_TASK INSTRUCTIONS:_ Review the listing and copy each line that holds the word "have".

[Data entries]
####################
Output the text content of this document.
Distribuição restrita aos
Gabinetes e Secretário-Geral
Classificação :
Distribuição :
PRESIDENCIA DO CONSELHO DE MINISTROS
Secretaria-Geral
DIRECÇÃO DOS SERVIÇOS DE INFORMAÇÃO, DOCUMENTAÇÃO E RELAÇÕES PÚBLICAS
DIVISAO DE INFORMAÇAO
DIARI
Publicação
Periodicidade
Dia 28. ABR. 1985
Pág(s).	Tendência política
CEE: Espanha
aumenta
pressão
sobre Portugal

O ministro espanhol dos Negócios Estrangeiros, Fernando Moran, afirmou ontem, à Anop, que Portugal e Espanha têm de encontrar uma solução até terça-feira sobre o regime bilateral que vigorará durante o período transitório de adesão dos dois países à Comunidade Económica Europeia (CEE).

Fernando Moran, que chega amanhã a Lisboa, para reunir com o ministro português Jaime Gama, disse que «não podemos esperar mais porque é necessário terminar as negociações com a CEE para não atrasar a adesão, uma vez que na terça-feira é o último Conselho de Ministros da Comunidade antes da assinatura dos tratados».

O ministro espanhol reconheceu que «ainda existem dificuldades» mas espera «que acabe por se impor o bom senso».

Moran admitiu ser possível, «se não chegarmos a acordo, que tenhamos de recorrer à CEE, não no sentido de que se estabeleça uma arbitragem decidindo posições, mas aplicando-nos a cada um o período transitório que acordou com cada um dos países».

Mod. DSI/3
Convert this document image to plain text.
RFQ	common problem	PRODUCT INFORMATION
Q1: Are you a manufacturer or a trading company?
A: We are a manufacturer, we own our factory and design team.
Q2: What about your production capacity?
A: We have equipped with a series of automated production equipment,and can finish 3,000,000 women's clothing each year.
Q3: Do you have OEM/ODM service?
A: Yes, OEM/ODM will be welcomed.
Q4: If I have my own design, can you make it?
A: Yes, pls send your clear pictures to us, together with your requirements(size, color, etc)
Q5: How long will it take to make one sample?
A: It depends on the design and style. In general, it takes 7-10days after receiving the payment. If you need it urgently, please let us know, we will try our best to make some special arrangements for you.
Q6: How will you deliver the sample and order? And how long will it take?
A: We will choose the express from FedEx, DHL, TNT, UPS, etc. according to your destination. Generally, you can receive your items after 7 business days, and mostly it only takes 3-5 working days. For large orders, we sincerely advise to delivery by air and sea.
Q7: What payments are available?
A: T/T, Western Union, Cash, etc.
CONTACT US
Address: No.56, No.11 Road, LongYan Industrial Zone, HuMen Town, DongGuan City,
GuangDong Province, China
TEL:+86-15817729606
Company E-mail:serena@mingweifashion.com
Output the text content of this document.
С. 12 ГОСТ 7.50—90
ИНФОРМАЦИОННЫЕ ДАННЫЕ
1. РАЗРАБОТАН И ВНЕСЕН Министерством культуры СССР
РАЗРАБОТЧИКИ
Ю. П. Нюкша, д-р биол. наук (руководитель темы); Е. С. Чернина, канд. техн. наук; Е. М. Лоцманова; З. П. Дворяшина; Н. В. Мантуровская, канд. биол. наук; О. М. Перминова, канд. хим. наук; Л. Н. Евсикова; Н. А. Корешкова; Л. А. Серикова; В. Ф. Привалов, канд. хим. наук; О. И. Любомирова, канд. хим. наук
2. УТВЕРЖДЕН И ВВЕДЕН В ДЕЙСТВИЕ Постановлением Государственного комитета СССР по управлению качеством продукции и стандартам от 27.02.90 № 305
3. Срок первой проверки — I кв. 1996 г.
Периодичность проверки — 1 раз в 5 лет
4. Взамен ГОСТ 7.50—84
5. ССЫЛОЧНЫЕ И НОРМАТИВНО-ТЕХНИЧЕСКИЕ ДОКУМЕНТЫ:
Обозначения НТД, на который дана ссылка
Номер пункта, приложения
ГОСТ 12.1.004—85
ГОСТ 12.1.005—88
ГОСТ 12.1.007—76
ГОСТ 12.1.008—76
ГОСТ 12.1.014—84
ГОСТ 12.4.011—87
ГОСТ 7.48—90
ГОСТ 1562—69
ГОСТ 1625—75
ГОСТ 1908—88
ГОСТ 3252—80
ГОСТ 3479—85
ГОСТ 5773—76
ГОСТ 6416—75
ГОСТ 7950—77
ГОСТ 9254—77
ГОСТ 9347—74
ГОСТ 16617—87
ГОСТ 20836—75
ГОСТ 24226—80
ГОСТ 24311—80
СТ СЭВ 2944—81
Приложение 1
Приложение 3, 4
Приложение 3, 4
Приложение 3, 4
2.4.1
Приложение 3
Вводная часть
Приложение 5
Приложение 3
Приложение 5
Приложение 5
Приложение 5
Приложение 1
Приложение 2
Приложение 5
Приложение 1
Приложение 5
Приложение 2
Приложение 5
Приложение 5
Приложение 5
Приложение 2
####################
_SOLUTION FOR THIS PROBLEM:_
A: We have equipped with a series of automated production equipment,and can finish 3,000,000 women's clothing each year.
Q3: Do you have OEM/ODM service?
Q4: If I have my own design, can you make it?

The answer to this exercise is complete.